**** INPUT ROWS

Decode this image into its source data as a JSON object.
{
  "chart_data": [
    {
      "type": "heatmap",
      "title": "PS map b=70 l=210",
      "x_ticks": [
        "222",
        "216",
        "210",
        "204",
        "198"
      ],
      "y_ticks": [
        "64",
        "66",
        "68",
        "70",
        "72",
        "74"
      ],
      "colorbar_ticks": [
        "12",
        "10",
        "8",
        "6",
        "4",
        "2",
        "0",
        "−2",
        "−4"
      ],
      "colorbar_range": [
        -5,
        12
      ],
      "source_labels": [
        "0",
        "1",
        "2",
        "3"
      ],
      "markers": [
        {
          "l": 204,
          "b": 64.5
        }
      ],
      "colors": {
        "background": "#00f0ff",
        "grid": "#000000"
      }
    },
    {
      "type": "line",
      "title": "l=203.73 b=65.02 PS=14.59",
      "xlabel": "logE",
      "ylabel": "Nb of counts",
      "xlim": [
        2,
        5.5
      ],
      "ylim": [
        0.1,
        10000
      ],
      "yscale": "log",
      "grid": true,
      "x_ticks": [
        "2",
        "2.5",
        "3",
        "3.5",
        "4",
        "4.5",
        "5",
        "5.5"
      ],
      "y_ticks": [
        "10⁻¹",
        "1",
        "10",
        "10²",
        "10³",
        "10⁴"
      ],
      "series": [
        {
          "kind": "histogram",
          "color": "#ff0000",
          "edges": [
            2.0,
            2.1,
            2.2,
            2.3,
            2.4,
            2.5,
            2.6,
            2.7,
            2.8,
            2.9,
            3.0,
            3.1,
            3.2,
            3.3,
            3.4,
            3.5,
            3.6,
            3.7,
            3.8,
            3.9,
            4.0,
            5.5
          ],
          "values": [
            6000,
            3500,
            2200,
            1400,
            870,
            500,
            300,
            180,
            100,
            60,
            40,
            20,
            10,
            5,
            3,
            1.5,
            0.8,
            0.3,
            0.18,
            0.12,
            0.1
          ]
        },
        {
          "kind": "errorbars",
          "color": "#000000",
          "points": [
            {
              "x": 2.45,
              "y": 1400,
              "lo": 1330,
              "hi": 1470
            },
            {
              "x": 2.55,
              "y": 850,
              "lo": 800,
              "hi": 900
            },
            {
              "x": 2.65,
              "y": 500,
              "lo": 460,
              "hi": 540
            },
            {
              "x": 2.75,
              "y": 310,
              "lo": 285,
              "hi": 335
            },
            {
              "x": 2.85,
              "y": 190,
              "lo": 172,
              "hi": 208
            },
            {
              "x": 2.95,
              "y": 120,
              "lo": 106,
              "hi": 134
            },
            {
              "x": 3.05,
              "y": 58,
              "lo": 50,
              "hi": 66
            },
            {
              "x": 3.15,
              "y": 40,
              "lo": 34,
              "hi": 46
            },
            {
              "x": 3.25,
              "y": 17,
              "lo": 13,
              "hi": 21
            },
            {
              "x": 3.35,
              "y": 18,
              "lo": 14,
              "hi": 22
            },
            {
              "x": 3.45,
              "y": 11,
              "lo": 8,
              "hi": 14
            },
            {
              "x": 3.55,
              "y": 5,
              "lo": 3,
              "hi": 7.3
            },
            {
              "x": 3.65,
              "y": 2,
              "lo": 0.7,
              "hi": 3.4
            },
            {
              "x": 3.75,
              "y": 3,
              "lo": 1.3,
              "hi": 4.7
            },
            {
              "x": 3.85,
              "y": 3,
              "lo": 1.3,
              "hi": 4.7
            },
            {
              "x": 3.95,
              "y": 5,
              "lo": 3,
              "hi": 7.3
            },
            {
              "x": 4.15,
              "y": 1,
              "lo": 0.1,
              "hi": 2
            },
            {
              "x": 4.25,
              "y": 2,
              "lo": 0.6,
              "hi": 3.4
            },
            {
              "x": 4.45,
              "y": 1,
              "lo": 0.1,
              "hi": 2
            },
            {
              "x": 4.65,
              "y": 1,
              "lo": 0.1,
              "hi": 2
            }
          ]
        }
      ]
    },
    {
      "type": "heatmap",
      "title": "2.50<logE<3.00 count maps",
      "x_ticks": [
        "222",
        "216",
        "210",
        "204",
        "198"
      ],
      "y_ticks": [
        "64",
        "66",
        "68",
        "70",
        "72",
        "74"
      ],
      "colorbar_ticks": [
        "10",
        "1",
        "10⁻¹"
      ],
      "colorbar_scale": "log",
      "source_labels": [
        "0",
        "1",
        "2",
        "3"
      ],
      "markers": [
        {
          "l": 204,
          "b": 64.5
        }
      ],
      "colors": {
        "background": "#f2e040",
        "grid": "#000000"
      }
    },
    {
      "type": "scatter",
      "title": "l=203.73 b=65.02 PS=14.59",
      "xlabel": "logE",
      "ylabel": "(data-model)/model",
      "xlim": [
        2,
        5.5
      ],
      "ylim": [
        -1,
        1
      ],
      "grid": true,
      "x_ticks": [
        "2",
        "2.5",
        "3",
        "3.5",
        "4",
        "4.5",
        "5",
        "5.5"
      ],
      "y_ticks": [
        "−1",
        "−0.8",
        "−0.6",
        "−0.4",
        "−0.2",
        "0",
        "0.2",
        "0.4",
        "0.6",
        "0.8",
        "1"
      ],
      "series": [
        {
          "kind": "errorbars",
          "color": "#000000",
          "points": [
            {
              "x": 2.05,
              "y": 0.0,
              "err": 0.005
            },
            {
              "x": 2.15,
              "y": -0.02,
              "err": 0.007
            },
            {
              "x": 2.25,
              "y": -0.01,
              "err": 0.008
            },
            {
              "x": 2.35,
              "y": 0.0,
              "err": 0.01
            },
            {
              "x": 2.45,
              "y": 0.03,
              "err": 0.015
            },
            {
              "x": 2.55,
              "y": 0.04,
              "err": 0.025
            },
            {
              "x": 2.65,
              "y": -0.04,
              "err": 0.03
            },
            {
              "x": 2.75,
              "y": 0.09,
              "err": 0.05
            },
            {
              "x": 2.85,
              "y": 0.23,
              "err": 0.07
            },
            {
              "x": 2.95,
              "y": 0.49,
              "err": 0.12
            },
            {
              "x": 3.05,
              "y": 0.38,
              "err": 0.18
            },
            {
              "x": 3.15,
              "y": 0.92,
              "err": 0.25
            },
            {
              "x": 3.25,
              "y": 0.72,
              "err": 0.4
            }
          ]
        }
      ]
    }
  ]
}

********

# INSTRUCTIONS TO FOLLOW:
Copy down every line of the material above that includes the string "title".

# SOLUTION BELOW:
      "title": "PS map b=70 l=210",
      "title": "l=203.73 b=65.02 PS=14.59",
      "title": "2.50<logE<3.00 count maps",
      "title": "l=203.73 b=65.02 PS=14.59",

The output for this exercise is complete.